A block of data
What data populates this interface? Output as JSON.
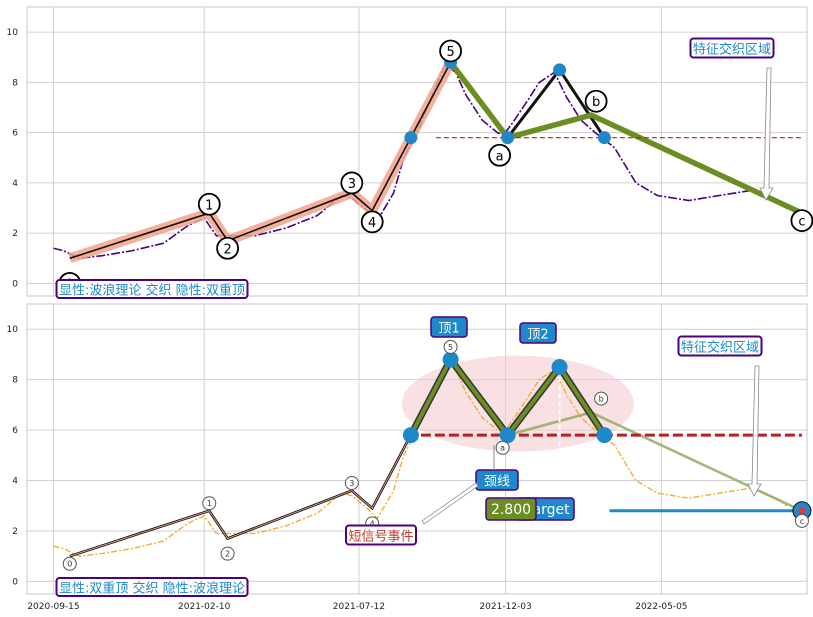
{
  "chart_data": [
    {
      "type": "line",
      "panel": "top",
      "title": "",
      "ylim": [
        -0.5,
        11
      ],
      "yticks": [
        "0",
        "2",
        "4",
        "6",
        "8",
        "10"
      ],
      "xlim": [
        "2020-08-20",
        "2022-09-25"
      ],
      "xticks": [],
      "grid": true,
      "price_series": {
        "x": [
          "2020-09-15",
          "2020-09-25",
          "2020-10-10",
          "2020-11-01",
          "2020-12-01",
          "2021-01-01",
          "2021-01-25",
          "2021-02-10",
          "2021-02-22",
          "2021-03-01",
          "2021-04-01",
          "2021-05-01",
          "2021-06-01",
          "2021-06-25",
          "2021-07-05",
          "2021-07-20",
          "2021-07-30",
          "2021-08-15",
          "2021-08-25",
          "2021-09-10",
          "2021-09-25",
          "2021-10-05",
          "2021-10-15",
          "2021-10-25",
          "2021-11-10",
          "2021-11-25",
          "2021-12-01",
          "2021-12-10",
          "2021-12-25",
          "2022-01-05",
          "2022-01-20",
          "2022-02-01",
          "2022-02-15",
          "2022-03-01",
          "2022-03-20",
          "2022-04-10",
          "2022-05-01",
          "2022-06-01",
          "2022-07-01",
          "2022-08-01",
          "2022-08-25",
          "2022-09-05"
        ],
        "y": [
          1.4,
          1.3,
          1.0,
          1.1,
          1.3,
          1.6,
          2.3,
          2.6,
          1.9,
          1.9,
          1.9,
          2.2,
          2.7,
          3.5,
          3.4,
          2.9,
          2.5,
          3.6,
          5.0,
          6.3,
          7.8,
          8.7,
          8.4,
          7.5,
          6.5,
          6.0,
          5.9,
          6.4,
          7.3,
          8.0,
          8.4,
          7.4,
          6.5,
          6.0,
          5.4,
          4.0,
          3.5,
          3.3,
          3.5,
          3.7,
          3.3,
          3.0
        ]
      },
      "wave_points": [
        {
          "label": "0",
          "x": "2020-10-01",
          "y": 1.0
        },
        {
          "label": "1",
          "x": "2021-02-15",
          "y": 2.8
        },
        {
          "label": "2",
          "x": "2021-03-05",
          "y": 1.7
        },
        {
          "label": "3",
          "x": "2021-07-05",
          "y": 3.6
        },
        {
          "label": "4",
          "x": "2021-07-25",
          "y": 2.9
        },
        {
          "label": "5",
          "x": "2021-10-10",
          "y": 8.8
        },
        {
          "label": "a",
          "x": "2021-12-05",
          "y": 5.8
        },
        {
          "label": "b",
          "x": "2022-02-25",
          "y": 6.7
        },
        {
          "label": "c",
          "x": "2022-09-20",
          "y": 2.8
        }
      ],
      "pattern_points": [
        {
          "x": "2021-09-01",
          "y": 5.8
        },
        {
          "x": "2021-10-10",
          "y": 8.8
        },
        {
          "x": "2021-12-05",
          "y": 5.8
        },
        {
          "x": "2022-01-25",
          "y": 8.5
        },
        {
          "x": "2022-03-10",
          "y": 5.8
        }
      ],
      "neckline": {
        "y": 5.8,
        "from": "2021-09-01",
        "to": "2022-09-20"
      },
      "annotations": {
        "zone": "特征交织区域",
        "legend": "显性:波浪理论 交织 隐性:双重顶"
      }
    },
    {
      "type": "line",
      "panel": "bottom",
      "title": "",
      "ylim": [
        -0.5,
        11
      ],
      "yticks": [
        "0",
        "2",
        "4",
        "6",
        "8",
        "10"
      ],
      "xlim": [
        "2020-08-20",
        "2022-09-25"
      ],
      "xticks": [
        "2020-09-15",
        "2021-02-10",
        "2021-07-12",
        "2021-12-03",
        "2022-05-05"
      ],
      "grid": true,
      "price_series": {
        "x": [
          "2020-09-15",
          "2020-09-25",
          "2020-10-10",
          "2020-11-01",
          "2020-12-01",
          "2021-01-01",
          "2021-01-25",
          "2021-02-10",
          "2021-02-22",
          "2021-03-01",
          "2021-04-01",
          "2021-05-01",
          "2021-06-01",
          "2021-06-25",
          "2021-07-05",
          "2021-07-20",
          "2021-07-30",
          "2021-08-15",
          "2021-08-25",
          "2021-09-10",
          "2021-09-25",
          "2021-10-05",
          "2021-10-15",
          "2021-10-25",
          "2021-11-10",
          "2021-11-25",
          "2021-12-01",
          "2021-12-10",
          "2021-12-25",
          "2022-01-05",
          "2022-01-20",
          "2022-02-01",
          "2022-02-15",
          "2022-03-01",
          "2022-03-20",
          "2022-04-10",
          "2022-05-01",
          "2022-06-01",
          "2022-07-01",
          "2022-08-01",
          "2022-08-25",
          "2022-09-05"
        ],
        "y": [
          1.4,
          1.3,
          1.0,
          1.1,
          1.3,
          1.6,
          2.3,
          2.6,
          1.9,
          1.9,
          1.9,
          2.2,
          2.7,
          3.5,
          3.4,
          2.9,
          2.5,
          3.6,
          5.0,
          6.3,
          7.8,
          8.7,
          8.4,
          7.5,
          6.5,
          6.0,
          5.9,
          6.4,
          7.3,
          8.0,
          8.4,
          7.4,
          6.5,
          6.0,
          5.4,
          4.0,
          3.5,
          3.3,
          3.5,
          3.7,
          3.3,
          3.0
        ]
      },
      "wave_points": [
        {
          "label": "0",
          "x": "2020-10-01",
          "y": 1.0
        },
        {
          "label": "1",
          "x": "2021-02-15",
          "y": 2.8
        },
        {
          "label": "2",
          "x": "2021-03-05",
          "y": 1.7
        },
        {
          "label": "3",
          "x": "2021-07-05",
          "y": 3.6
        },
        {
          "label": "4",
          "x": "2021-07-25",
          "y": 2.9
        },
        {
          "label": "5",
          "x": "2021-10-10",
          "y": 8.8
        },
        {
          "label": "a",
          "x": "2021-12-05",
          "y": 5.8
        },
        {
          "label": "b",
          "x": "2022-02-25",
          "y": 6.7
        },
        {
          "label": "c",
          "x": "2022-09-20",
          "y": 2.8
        }
      ],
      "pattern_points": [
        {
          "x": "2021-09-01",
          "y": 5.8
        },
        {
          "x": "2021-10-10",
          "y": 8.8
        },
        {
          "x": "2021-12-05",
          "y": 5.8
        },
        {
          "x": "2022-01-25",
          "y": 8.5
        },
        {
          "x": "2022-03-10",
          "y": 5.8
        }
      ],
      "neckline": {
        "y": 5.8,
        "from": "2021-09-01",
        "to": "2022-09-20"
      },
      "target": {
        "value": "2.800",
        "text": "Target",
        "y": 2.8,
        "from": "2022-03-15",
        "to": "2022-09-20"
      },
      "annotations": {
        "top1": "顶1",
        "top2": "顶2",
        "neck": "颈线",
        "short_signal": "短信号事件",
        "zone": "特征交织区域",
        "legend": "显性:双重顶 交织 隐性:波浪理论"
      }
    }
  ],
  "colors": {
    "price_top": "#4b0082",
    "price_bottom": "#f0b030",
    "wave_line": "#111111",
    "wave_highlight": "#f2a28a",
    "pattern_line": "#6b8e23",
    "neckline": "#b22222",
    "marker": "#1e88c8",
    "zone_fill": "#f4c6cc",
    "label_border": "#4b0082",
    "label_text": "#1e88c8"
  }
}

▶ [GIVEN INSTRUCTION]: Transcribe the complete set of entries verbatim. No pictures belong in the copy.

▶ [SOLUTION]:
What data populates this interface? Output as JSON.
{
  "chart_data": [
    {
      "type": "line",
      "panel": "top",
      "title": "",
      "ylim": [
        -0.5,
        11
      ],
      "yticks": [
        "0",
        "2",
        "4",
        "6",
        "8",
        "10"
      ],
      "xlim": [
        "2020-08-20",
        "2022-09-25"
      ],
      "xticks": [],
      "grid": true,
      "price_series": {
        "x": [
          "2020-09-15",
          "2020-09-25",
          "2020-10-10",
          "2020-11-01",
          "2020-12-01",
          "2021-01-01",
          "2021-01-25",
          "2021-02-10",
          "2021-02-22",
          "2021-03-01",
          "2021-04-01",
          "2021-05-01",
          "2021-06-01",
          "2021-06-25",
          "2021-07-05",
          "2021-07-20",
          "2021-07-30",
          "2021-08-15",
          "2021-08-25",
          "2021-09-10",
          "2021-09-25",
          "2021-10-05",
          "2021-10-15",
          "2021-10-25",
          "2021-11-10",
          "2021-11-25",
          "2021-12-01",
          "2021-12-10",
          "2021-12-25",
          "2022-01-05",
          "2022-01-20",
          "2022-02-01",
          "2022-02-15",
          "2022-03-01",
          "2022-03-20",
          "2022-04-10",
          "2022-05-01",
          "2022-06-01",
          "2022-07-01",
          "2022-08-01",
          "2022-08-25",
          "2022-09-05"
        ],
        "y": [
          1.4,
          1.3,
          1.0,
          1.1,
          1.3,
          1.6,
          2.3,
          2.6,
          1.9,
          1.9,
          1.9,
          2.2,
          2.7,
          3.5,
          3.4,
          2.9,
          2.5,
          3.6,
          5.0,
          6.3,
          7.8,
          8.7,
          8.4,
          7.5,
          6.5,
          6.0,
          5.9,
          6.4,
          7.3,
          8.0,
          8.4,
          7.4,
          6.5,
          6.0,
          5.4,
          4.0,
          3.5,
          3.3,
          3.5,
          3.7,
          3.3,
          3.0
        ]
      },
      "wave_points": [
        {
          "label": "0",
          "x": "2020-10-01",
          "y": 1.0
        },
        {
          "label": "1",
          "x": "2021-02-15",
          "y": 2.8
        },
        {
          "label": "2",
          "x": "2021-03-05",
          "y": 1.7
        },
        {
          "label": "3",
          "x": "2021-07-05",
          "y": 3.6
        },
        {
          "label": "4",
          "x": "2021-07-25",
          "y": 2.9
        },
        {
          "label": "5",
          "x": "2021-10-10",
          "y": 8.8
        },
        {
          "label": "a",
          "x": "2021-12-05",
          "y": 5.8
        },
        {
          "label": "b",
          "x": "2022-02-25",
          "y": 6.7
        },
        {
          "label": "c",
          "x": "2022-09-20",
          "y": 2.8
        }
      ],
      "pattern_points": [
        {
          "x": "2021-09-01",
          "y": 5.8
        },
        {
          "x": "2021-10-10",
          "y": 8.8
        },
        {
          "x": "2021-12-05",
          "y": 5.8
        },
        {
          "x": "2022-01-25",
          "y": 8.5
        },
        {
          "x": "2022-03-10",
          "y": 5.8
        }
      ],
      "neckline": {
        "y": 5.8,
        "from": "2021-09-01",
        "to": "2022-09-20"
      },
      "annotations": {
        "zone": "特征交织区域",
        "legend": "显性:波浪理论 交织 隐性:双重顶"
      }
    },
    {
      "type": "line",
      "panel": "bottom",
      "title": "",
      "ylim": [
        -0.5,
        11
      ],
      "yticks": [
        "0",
        "2",
        "4",
        "6",
        "8",
        "10"
      ],
      "xlim": [
        "2020-08-20",
        "2022-09-25"
      ],
      "xticks": [
        "2020-09-15",
        "2021-02-10",
        "2021-07-12",
        "2021-12-03",
        "2022-05-05"
      ],
      "grid": true,
      "price_series": {
        "x": [
          "2020-09-15",
          "2020-09-25",
          "2020-10-10",
          "2020-11-01",
          "2020-12-01",
          "2021-01-01",
          "2021-01-25",
          "2021-02-10",
          "2021-02-22",
          "2021-03-01",
          "2021-04-01",
          "2021-05-01",
          "2021-06-01",
          "2021-06-25",
          "2021-07-05",
          "2021-07-20",
          "2021-07-30",
          "2021-08-15",
          "2021-08-25",
          "2021-09-10",
          "2021-09-25",
          "2021-10-05",
          "2021-10-15",
          "2021-10-25",
          "2021-11-10",
          "2021-11-25",
          "2021-12-01",
          "2021-12-10",
          "2021-12-25",
          "2022-01-05",
          "2022-01-20",
          "2022-02-01",
          "2022-02-15",
          "2022-03-01",
          "2022-03-20",
          "2022-04-10",
          "2022-05-01",
          "2022-06-01",
          "2022-07-01",
          "2022-08-01",
          "2022-08-25",
          "2022-09-05"
        ],
        "y": [
          1.4,
          1.3,
          1.0,
          1.1,
          1.3,
          1.6,
          2.3,
          2.6,
          1.9,
          1.9,
          1.9,
          2.2,
          2.7,
          3.5,
          3.4,
          2.9,
          2.5,
          3.6,
          5.0,
          6.3,
          7.8,
          8.7,
          8.4,
          7.5,
          6.5,
          6.0,
          5.9,
          6.4,
          7.3,
          8.0,
          8.4,
          7.4,
          6.5,
          6.0,
          5.4,
          4.0,
          3.5,
          3.3,
          3.5,
          3.7,
          3.3,
          3.0
        ]
      },
      "wave_points": [
        {
          "label": "0",
          "x": "2020-10-01",
          "y": 1.0
        },
        {
          "label": "1",
          "x": "2021-02-15",
          "y": 2.8
        },
        {
          "label": "2",
          "x": "2021-03-05",
          "y": 1.7
        },
        {
          "label": "3",
          "x": "2021-07-05",
          "y": 3.6
        },
        {
          "label": "4",
          "x": "2021-07-25",
          "y": 2.9
        },
        {
          "label": "5",
          "x": "2021-10-10",
          "y": 8.8
        },
        {
          "label": "a",
          "x": "2021-12-05",
          "y": 5.8
        },
        {
          "label": "b",
          "x": "2022-02-25",
          "y": 6.7
        },
        {
          "label": "c",
          "x": "2022-09-20",
          "y": 2.8
        }
      ],
      "pattern_points": [
        {
          "x": "2021-09-01",
          "y": 5.8
        },
        {
          "x": "2021-10-10",
          "y": 8.8
        },
        {
          "x": "2021-12-05",
          "y": 5.8
        },
        {
          "x": "2022-01-25",
          "y": 8.5
        },
        {
          "x": "2022-03-10",
          "y": 5.8
        }
      ],
      "neckline": {
        "y": 5.8,
        "from": "2021-09-01",
        "to": "2022-09-20"
      },
      "target": {
        "value": "2.800",
        "text": "Target",
        "y": 2.8,
        "from": "2022-03-15",
        "to": "2022-09-20"
      },
      "annotations": {
        "top1": "顶1",
        "top2": "顶2",
        "neck": "颈线",
        "short_signal": "短信号事件",
        "zone": "特征交织区域",
        "legend": "显性:双重顶 交织 隐性:波浪理论"
      }
    }
  ],
  "colors": {
    "price_top": "#4b0082",
    "price_bottom": "#f0b030",
    "wave_line": "#111111",
    "wave_highlight": "#f2a28a",
    "pattern_line": "#6b8e23",
    "neckline": "#b22222",
    "marker": "#1e88c8",
    "zone_fill": "#f4c6cc",
    "label_border": "#4b0082",
    "label_text": "#1e88c8"
  }
}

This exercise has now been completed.